What you should do: Copy the records below exactly as they are written.

Source material:
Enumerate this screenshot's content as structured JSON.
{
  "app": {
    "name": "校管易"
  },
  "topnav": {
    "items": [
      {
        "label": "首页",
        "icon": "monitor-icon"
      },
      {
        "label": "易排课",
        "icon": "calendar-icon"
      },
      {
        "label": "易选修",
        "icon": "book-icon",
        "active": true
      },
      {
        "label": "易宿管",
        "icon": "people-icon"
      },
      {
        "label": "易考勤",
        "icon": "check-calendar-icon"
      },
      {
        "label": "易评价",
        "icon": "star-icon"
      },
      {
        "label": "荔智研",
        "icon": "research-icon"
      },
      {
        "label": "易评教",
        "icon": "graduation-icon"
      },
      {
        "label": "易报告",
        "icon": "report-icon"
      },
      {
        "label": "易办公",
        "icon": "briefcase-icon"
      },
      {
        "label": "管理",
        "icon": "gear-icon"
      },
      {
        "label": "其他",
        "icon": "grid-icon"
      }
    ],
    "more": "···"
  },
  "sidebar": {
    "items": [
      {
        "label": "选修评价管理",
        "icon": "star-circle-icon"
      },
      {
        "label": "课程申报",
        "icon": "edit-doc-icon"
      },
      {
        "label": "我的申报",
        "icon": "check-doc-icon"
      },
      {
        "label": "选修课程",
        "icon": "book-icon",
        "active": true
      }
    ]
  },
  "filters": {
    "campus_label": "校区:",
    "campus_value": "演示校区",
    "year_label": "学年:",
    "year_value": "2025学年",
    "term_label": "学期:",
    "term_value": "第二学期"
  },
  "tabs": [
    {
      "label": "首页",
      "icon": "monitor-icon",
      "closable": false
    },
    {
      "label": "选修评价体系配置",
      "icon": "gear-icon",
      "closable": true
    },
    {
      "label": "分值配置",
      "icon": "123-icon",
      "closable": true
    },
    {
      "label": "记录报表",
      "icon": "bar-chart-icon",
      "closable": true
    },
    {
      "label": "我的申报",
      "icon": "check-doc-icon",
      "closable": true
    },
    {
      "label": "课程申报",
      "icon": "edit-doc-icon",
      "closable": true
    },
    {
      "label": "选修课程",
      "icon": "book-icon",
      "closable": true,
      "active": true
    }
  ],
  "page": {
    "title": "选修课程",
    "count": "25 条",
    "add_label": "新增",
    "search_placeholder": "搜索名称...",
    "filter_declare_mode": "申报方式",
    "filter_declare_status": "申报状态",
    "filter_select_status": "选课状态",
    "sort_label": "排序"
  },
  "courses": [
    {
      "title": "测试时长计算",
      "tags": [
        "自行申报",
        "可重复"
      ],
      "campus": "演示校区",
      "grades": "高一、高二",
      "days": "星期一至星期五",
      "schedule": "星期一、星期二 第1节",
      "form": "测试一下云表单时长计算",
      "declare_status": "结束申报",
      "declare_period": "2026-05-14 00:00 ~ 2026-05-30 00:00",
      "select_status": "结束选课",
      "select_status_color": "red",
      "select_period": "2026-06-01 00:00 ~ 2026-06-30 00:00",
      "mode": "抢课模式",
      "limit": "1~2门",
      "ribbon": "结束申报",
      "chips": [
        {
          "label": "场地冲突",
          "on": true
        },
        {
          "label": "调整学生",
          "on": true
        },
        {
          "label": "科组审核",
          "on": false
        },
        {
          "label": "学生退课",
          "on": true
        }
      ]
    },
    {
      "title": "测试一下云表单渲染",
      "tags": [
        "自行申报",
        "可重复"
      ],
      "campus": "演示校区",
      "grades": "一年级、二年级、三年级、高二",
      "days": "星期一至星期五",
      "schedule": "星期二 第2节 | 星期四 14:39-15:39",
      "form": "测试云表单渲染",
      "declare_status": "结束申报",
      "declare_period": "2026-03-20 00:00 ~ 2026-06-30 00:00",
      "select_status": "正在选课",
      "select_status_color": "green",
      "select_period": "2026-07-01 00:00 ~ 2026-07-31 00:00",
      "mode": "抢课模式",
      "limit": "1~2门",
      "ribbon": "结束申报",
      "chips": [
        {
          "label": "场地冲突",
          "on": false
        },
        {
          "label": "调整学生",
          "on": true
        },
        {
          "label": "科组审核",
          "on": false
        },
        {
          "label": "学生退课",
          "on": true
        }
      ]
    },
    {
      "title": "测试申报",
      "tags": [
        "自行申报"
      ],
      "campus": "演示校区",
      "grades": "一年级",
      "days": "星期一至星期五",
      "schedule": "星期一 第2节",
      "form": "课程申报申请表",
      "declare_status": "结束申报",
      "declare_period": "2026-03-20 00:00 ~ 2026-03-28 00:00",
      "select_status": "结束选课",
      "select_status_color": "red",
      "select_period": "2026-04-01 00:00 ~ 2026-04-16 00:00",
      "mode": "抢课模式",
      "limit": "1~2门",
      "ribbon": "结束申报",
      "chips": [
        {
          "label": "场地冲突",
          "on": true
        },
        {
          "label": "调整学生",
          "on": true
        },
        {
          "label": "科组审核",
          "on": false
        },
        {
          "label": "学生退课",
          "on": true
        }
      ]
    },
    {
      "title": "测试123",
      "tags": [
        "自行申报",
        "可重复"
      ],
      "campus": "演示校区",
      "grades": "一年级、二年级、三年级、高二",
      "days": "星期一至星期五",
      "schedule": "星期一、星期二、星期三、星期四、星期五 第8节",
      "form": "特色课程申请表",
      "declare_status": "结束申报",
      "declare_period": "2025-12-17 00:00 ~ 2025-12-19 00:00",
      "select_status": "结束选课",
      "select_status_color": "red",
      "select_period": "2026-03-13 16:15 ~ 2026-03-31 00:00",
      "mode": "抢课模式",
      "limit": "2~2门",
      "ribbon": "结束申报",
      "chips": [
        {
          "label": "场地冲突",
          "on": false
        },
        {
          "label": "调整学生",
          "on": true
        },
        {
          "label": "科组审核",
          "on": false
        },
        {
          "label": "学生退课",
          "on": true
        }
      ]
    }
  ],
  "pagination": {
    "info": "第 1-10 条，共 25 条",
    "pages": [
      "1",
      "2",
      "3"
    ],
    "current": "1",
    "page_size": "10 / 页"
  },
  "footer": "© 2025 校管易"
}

Finished answer:
Enumerate this screenshot's content as structured JSON.
{
  "app": {
    "name": "校管易"
  },
  "topnav": {
    "items": [
      {
        "label": "首页",
        "icon": "monitor-icon"
      },
      {
        "label": "易排课",
        "icon": "calendar-icon"
      },
      {
        "label": "易选修",
        "icon": "book-icon",
        "active": true
      },
      {
        "label": "易宿管",
        "icon": "people-icon"
      },
      {
        "label": "易考勤",
        "icon": "check-calendar-icon"
      },
      {
        "label": "易评价",
        "icon": "star-icon"
      },
      {
        "label": "荔智研",
        "icon": "research-icon"
      },
      {
        "label": "易评教",
        "icon": "graduation-icon"
      },
      {
        "label": "易报告",
        "icon": "report-icon"
      },
      {
        "label": "易办公",
        "icon": "briefcase-icon"
      },
      {
        "label": "管理",
        "icon": "gear-icon"
      },
      {
        "label": "其他",
        "icon": "grid-icon"
      }
    ],
    "more": "···"
  },
  "sidebar": {
    "items": [
      {
        "label": "选修评价管理",
        "icon": "star-circle-icon"
      },
      {
        "label": "课程申报",
        "icon": "edit-doc-icon"
      },
      {
        "label": "我的申报",
        "icon": "check-doc-icon"
      },
      {
        "label": "选修课程",
        "icon": "book-icon",
        "active": true
      }
    ]
  },
  "filters": {
    "campus_label": "校区:",
    "campus_value": "演示校区",
    "year_label": "学年:",
    "year_value": "2025学年",
    "term_label": "学期:",
    "term_value": "第二学期"
  },
  "tabs": [
    {
      "label": "首页",
      "icon": "monitor-icon",
      "closable": false
    },
    {
      "label": "选修评价体系配置",
      "icon": "gear-icon",
      "closable": true
    },
    {
      "label": "分值配置",
      "icon": "123-icon",
      "closable": true
    },
    {
      "label": "记录报表",
      "icon": "bar-chart-icon",
      "closable": true
    },
    {
      "label": "我的申报",
      "icon": "check-doc-icon",
      "closable": true
    },
    {
      "label": "课程申报",
      "icon": "edit-doc-icon",
      "closable": true
    },
    {
      "label": "选修课程",
      "icon": "book-icon",
      "closable": true,
      "active": true
    }
  ],
  "page": {
    "title": "选修课程",
    "count": "25 条",
    "add_label": "新增",
    "search_placeholder": "搜索名称...",
    "filter_declare_mode": "申报方式",
    "filter_declare_status": "申报状态",
    "filter_select_status": "选课状态",
    "sort_label": "排序"
  },
  "courses": [
    {
      "title": "测试时长计算",
      "tags": [
        "自行申报",
        "可重复"
      ],
      "campus": "演示校区",
      "grades": "高一、高二",
      "days": "星期一至星期五",
      "schedule": "星期一、星期二 第1节",
      "form": "测试一下云表单时长计算",
      "declare_status": "结束申报",
      "declare_period": "2026-05-14 00:00 ~ 2026-05-30 00:00",
      "select_status": "结束选课",
      "select_status_color": "red",
      "select_period": "2026-06-01 00:00 ~ 2026-06-30 00:00",
      "mode": "抢课模式",
      "limit": "1~2门",
      "ribbon": "结束申报",
      "chips": [
        {
          "label": "场地冲突",
          "on": true
        },
        {
          "label": "调整学生",
          "on": true
        },
        {
          "label": "科组审核",
          "on": false
        },
        {
          "label": "学生退课",
          "on": true
        }
      ]
    },
    {
      "title": "测试一下云表单渲染",
      "tags": [
        "自行申报",
        "可重复"
      ],
      "campus": "演示校区",
      "grades": "一年级、二年级、三年级、高二",
      "days": "星期一至星期五",
      "schedule": "星期二 第2节 | 星期四 14:39-15:39",
      "form": "测试云表单渲染",
      "declare_status": "结束申报",
      "declare_period": "2026-03-20 00:00 ~ 2026-06-30 00:00",
      "select_status": "正在选课",
      "select_status_color": "green",
      "select_period": "2026-07-01 00:00 ~ 2026-07-31 00:00",
      "mode": "抢课模式",
      "limit": "1~2门",
      "ribbon": "结束申报",
      "chips": [
        {
          "label": "场地冲突",
          "on": false
        },
        {
          "label": "调整学生",
          "on": true
        },
        {
          "label": "科组审核",
          "on": false
        },
        {
          "label": "学生退课",
          "on": true
        }
      ]
    },
    {
      "title": "测试申报",
      "tags": [
        "自行申报"
      ],
      "campus": "演示校区",
      "grades": "一年级",
      "days": "星期一至星期五",
      "schedule": "星期一 第2节",
      "form": "课程申报申请表",
      "declare_status": "结束申报",
      "declare_period": "2026-03-20 00:00 ~ 2026-03-28 00:00",
      "select_status": "结束选课",
      "select_status_color": "red",
      "select_period": "2026-04-01 00:00 ~ 2026-04-16 00:00",
      "mode": "抢课模式",
      "limit": "1~2门",
      "ribbon": "结束申报",
      "chips": [
        {
          "label": "场地冲突",
          "on": true
        },
        {
          "label": "调整学生",
          "on": true
        },
        {
          "label": "科组审核",
          "on": false
        },
        {
          "label": "学生退课",
          "on": true
        }
      ]
    },
    {
      "title": "测试123",
      "tags": [
        "自行申报",
        "可重复"
      ],
      "campus": "演示校区",
      "grades": "一年级、二年级、三年级、高二",
      "days": "星期一至星期五",
      "schedule": "星期一、星期二、星期三、星期四、星期五 第8节",
      "form": "特色课程申请表",
      "declare_status": "结束申报",
      "declare_period": "2025-12-17 00:00 ~ 2025-12-19 00:00",
      "select_status": "结束选课",
      "select_status_color": "red",
      "select_period": "2026-03-13 16:15 ~ 2026-03-31 00:00",
      "mode": "抢课模式",
      "limit": "2~2门",
      "ribbon": "结束申报",
      "chips": [
        {
          "label": "场地冲突",
          "on": false
        },
        {
          "label": "调整学生",
          "on": true
        },
        {
          "label": "科组审核",
          "on": false
        },
        {
          "label": "学生退课",
          "on": true
        }
      ]
    }
  ],
  "pagination": {
    "info": "第 1-10 条，共 25 条",
    "pages": [
      "1",
      "2",
      "3"
    ],
    "current": "1",
    "page_size": "10 / 页"
  },
  "footer": "© 2025 校管易"
}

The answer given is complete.